__INSTRUCTION__
Using the data below, copy every line that contains the word "name".

(Stored items from a collection)
#####
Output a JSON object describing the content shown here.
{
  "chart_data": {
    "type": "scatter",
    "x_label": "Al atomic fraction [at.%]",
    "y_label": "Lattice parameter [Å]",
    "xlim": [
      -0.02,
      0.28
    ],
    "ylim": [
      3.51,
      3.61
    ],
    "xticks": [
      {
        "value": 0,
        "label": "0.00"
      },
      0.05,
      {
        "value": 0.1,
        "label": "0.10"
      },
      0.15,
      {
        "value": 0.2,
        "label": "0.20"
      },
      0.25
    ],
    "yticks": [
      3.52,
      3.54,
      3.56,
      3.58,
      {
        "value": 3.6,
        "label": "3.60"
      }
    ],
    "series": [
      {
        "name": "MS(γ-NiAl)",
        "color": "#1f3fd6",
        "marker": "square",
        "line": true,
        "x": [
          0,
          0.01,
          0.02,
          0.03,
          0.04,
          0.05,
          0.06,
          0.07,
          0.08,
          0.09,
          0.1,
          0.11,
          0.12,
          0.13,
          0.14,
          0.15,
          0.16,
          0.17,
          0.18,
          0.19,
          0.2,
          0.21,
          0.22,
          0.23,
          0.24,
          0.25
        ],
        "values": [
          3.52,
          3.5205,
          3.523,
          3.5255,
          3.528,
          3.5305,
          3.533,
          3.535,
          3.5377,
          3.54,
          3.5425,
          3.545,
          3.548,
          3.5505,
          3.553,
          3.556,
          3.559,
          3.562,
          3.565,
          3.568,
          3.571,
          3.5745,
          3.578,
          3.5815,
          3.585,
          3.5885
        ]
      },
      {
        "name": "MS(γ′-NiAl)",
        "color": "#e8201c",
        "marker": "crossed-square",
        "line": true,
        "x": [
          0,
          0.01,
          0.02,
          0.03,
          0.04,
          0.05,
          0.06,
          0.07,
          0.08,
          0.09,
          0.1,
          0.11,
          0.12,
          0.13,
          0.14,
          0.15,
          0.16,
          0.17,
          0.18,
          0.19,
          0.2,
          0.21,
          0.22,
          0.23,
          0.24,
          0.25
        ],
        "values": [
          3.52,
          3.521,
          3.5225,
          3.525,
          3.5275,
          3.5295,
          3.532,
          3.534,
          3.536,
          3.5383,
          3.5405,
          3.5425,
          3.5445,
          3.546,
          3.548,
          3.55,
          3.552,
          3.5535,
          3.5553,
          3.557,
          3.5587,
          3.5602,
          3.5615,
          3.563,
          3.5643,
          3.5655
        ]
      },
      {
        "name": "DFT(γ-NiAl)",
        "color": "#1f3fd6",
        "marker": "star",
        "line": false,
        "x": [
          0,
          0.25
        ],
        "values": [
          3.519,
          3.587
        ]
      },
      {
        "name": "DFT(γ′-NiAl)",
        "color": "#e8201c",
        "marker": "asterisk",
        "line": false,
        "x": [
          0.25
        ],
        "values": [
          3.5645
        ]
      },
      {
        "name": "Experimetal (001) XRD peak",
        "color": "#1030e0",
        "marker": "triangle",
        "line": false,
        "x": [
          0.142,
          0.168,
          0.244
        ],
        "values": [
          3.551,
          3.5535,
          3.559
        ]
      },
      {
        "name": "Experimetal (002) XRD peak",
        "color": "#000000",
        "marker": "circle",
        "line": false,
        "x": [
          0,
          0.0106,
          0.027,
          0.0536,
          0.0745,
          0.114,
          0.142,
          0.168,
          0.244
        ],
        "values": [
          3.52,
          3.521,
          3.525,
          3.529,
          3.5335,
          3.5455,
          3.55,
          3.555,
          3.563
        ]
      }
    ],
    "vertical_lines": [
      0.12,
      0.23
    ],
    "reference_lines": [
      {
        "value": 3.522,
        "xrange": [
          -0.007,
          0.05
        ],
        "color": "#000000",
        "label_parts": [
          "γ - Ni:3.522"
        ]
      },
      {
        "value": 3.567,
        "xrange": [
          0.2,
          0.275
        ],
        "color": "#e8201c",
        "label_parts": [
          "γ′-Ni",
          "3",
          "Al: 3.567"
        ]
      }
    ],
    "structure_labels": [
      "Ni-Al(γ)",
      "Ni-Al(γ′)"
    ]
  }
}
#####
__THE ANSWER__
        "name": "MS(γ-NiAl)",
        "name": "MS(γ′-NiAl)",
        "name": "DFT(γ-NiAl)",
        "name": "DFT(γ′-NiAl)",
        "name": "Experimetal (001) XRD peak",
        "name": "Experimetal (002) XRD peak",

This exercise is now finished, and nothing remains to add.